= Given text =
I.T.As. Nos.762/LB, 763/LB of 2002, 2457/LB and 2458/LB of 2004, decided on 15th June, 2005. VS I.T.As. Nos.762/LB, 763/LB of 2002, 2457/LB and 2458/LB of 2004, decided on 15th June, 2005.
2006 P T D (Trib.) 1248
[Income-tax Appellate Tribunal Pakistan]
Before Ehsan ur Rehman, Judicial Member and Naseer Ahmad, Accountant Member
I.T.As. Nos.762/LB, 763/LB of 2002, 2457/LB and 2458/LB of 2004, decided on 15/06/2005.
(a) Income Tax Ordinance (XXXI of 1979)---
----Ss. 34, 30, Second Sched., cls. (118D) & (99)---Set off of losses---Income from other sources---Exemption---Assessee was enjoying exemption under cl. 118-D of the Second Schedule of the Income Tax Ordinance, 1979---Nil income was assessed but Assessing Officer treated the other income as taxable under S.30 of the Income Tax Ordinance, 1979 and assessed accordingly and did not set off against exempt income---Validity---Total income was to be computed which may include exempt income---If exempt income was positive or negative the same was to be computed---While computing the exempt income/loss the Assessing Officer could not probe the trading result and if he was satisfied that the exempt income or loss declared was from the exempt source then he had to accept the declared version of exempt income/loss subject to statutory additions including that of tax depreciation---If there was no other .income then the declared exempt income/loss would be computed as total income---In case there was other income which was taxable then the same was to be included in the positive exempt income and total income from exempt and non-exempt sources was to be computed, however, tax was to be charged on taxable income only---In case there was taxable income from other sources and there was business loss of exempt income then as per provisions of 34 of the Income Tax Ordinance, 1979 taxable income was to be set off against exempt (loss) separately from the taxable income from other sources---First Appellate Authority was not justified to remand the case to the Assessing Officer---Appeals were accepted and orders of the authorities below were vacated---Assessing Officer was directed to accept the declared exempt income/loss and to set off the taxable income from other sources against loss of exempt income as had been envisaged under S.34 of the Income Tax Ordinance, 1979.
2000 PTD 359 and 1999 PTD (Trib.) 1528 rel.
(b) Income Tax Ordinance (XXXI of 1979)---
----Ss. 2(24)(44), 11(1) & 14(1), proviso---Income---Income includes loss of income profits or gains and "total income" means total amount of income from all the sources---Total income was to be computed in the manner laid down under the Income Tax Ordinance, 1979 irrespective of the fact that the same was taxable or exempt and the total income may include income which was exempt from tax and if the entire income was exempt even then total income was to be computed whether it was positive income or negative (loss).
(c) Income Tax Ordinance (XXXI of 1979)---
----Second Sched., cls. (18D), (99) & S. 2(24)(b)---Second Sched., cl. (99) of the Income Tax Ordinance, 1979 provided that' the expression "income" had been used as against expression "profit and gains" used in cl. (118D) of the Second Schedule of Income Tax Ordinance, 1979---Definition of "income" contained in S.2(24)(b) of the Income Tax Ordinance, 1979 provided that "income" included "income, profits and gains" and even loss of income, profits and gains.

= Information supplied =
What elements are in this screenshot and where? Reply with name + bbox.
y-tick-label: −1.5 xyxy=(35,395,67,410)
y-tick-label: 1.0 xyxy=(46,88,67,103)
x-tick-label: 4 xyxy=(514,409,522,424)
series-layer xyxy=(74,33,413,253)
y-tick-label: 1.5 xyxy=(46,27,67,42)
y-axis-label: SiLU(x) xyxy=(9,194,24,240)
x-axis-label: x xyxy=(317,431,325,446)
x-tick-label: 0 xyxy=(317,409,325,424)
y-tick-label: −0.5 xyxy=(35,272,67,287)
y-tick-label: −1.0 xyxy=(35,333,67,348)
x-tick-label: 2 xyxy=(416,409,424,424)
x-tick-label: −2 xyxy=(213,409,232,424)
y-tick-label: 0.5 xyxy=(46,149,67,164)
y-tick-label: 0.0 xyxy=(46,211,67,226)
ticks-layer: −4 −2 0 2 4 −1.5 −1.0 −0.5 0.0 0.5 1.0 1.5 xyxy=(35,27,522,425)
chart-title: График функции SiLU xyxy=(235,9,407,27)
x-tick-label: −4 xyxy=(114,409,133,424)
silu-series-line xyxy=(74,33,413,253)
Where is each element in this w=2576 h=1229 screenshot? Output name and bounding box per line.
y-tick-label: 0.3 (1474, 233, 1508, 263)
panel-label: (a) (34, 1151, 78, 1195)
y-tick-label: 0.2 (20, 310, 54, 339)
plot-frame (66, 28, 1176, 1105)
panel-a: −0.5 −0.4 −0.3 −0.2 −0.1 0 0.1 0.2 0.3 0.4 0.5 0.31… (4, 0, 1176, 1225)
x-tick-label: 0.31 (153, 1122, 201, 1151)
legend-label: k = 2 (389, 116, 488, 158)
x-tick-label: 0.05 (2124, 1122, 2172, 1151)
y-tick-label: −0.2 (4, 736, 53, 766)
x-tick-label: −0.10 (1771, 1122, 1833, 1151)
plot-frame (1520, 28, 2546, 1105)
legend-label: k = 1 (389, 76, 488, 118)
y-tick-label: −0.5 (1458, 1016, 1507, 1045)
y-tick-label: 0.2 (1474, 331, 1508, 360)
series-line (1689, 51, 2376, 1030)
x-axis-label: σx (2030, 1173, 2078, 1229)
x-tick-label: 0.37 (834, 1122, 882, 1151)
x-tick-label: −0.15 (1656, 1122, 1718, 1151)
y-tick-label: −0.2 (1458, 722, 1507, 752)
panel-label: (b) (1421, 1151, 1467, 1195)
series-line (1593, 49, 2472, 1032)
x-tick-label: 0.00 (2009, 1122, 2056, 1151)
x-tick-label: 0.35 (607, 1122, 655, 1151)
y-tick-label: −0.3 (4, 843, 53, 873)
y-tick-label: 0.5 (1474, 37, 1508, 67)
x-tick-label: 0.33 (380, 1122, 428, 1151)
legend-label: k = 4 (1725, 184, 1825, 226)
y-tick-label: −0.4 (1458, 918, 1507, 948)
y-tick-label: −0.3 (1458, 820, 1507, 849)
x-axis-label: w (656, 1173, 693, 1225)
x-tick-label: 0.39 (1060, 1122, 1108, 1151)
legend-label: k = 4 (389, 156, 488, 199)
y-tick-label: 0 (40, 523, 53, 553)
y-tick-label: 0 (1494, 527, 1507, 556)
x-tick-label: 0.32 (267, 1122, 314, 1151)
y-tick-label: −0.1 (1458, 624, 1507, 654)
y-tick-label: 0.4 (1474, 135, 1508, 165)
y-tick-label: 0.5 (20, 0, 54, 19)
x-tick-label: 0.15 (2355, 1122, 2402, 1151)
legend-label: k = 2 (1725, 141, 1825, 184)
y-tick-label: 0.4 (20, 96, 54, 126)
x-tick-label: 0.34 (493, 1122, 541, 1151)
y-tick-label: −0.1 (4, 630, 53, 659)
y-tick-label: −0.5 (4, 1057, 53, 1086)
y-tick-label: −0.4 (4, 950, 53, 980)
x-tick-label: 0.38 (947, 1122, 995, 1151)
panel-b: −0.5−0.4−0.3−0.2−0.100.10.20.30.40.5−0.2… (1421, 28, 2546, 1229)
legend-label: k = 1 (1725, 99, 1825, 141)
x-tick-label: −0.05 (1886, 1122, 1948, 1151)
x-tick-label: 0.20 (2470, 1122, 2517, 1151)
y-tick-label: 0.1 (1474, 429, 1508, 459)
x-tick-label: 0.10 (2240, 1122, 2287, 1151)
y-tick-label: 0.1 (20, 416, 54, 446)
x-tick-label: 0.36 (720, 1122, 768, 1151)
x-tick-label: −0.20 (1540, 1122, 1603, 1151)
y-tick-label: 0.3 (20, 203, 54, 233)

= What you need to do =
1. In the tax tribunal headnote, under which clause of the Second Schedule was the assessee enjoying exemption?
2. Go on with the tax tribunal headnote from where it stops.

= In response =
1. Clause 118-D of the Second Schedule of the Income Tax Ordinance, 1979.

2.
?
Shahid Pervez Jami for Appellant.
Muzammil Hussain, D.R. for Respondent.
Date of hearing: 14th June, 2005.
JUDGMENT
NASEER AHMED (ACCOUNTANT MEMBER).---The titled appeals have been filed by the assessee against two separate orders recorded by the learned CIT(A) Zone-III, Lahore. Against the first order passed by learned CIT(A), dated 20-12-2002 the assessee has agitated the assessment of income amounting to Rs.72,735 and Rs.332,667 from other sources and then setting off the same against the declared loss of
Rs.27,141,964 and Rs.1,817,938 respectively for the assessment years 1997-98 and 1998-99. In the other set of appeals for the assessment years 1997-98 and 1998-99 the assessee has agitated that the learned CIT(A) was not justified to reject the appeals on the ground of limitation.
2. Brief facts giving rise to the present appeals are that the assessee, a private limited company, derives income from processing, dyeing and bleaching of yarn and cloth. Returns were filed to declare loss at Rs.27,141,964 and Rs. 1,817,938 respectively for the years 1997-98 and 1998-99. Partial books of accounts were produced in support of the declared version on the plea that the unit was closed. Since the assessee was enjoying exemption under clause (118D) the Assessing Officer assessed the income at nil for both the years. From the perusal of accounts the Assessing Officer observed that the assessee earned other income amounting to Rs.72,735 and Rs.332,667 respectively for the two years under consideration. Since the exemption was for a specific trading activity therefore, the Assessing Officer treated the other income as taxable under section 30 and assessed accordingly. The assessee being aggrieved went in appeal before the learned first appellate authority. It was contended before him that under section 34 of the Ordinance an assessee is entitled to have the amount of loss set off against his income if any under any other head assessable for that assessment and under the circumstances the Assessing Officer was bound to set off the income against the declared loss. The learned first appellate authority, therefore, remanded the case to the Assessing Officer with the direction to decide the matter afresh keeping in view the relevant provisions of law and facts of the case.
3. In re-assessment proceedings the Assessing Officer determined the loss at Rs.5,700,002 for assessment year 1997-98 whereas for the assessment year 1998-99 income was assessed at Rs.3,794,024. The assessee again feeling dissatisfied with the treatment accorded by the Assessing Officer went in appeal before the learned first appellate authority who dismissed the appeals filed by the assessee being barred by time.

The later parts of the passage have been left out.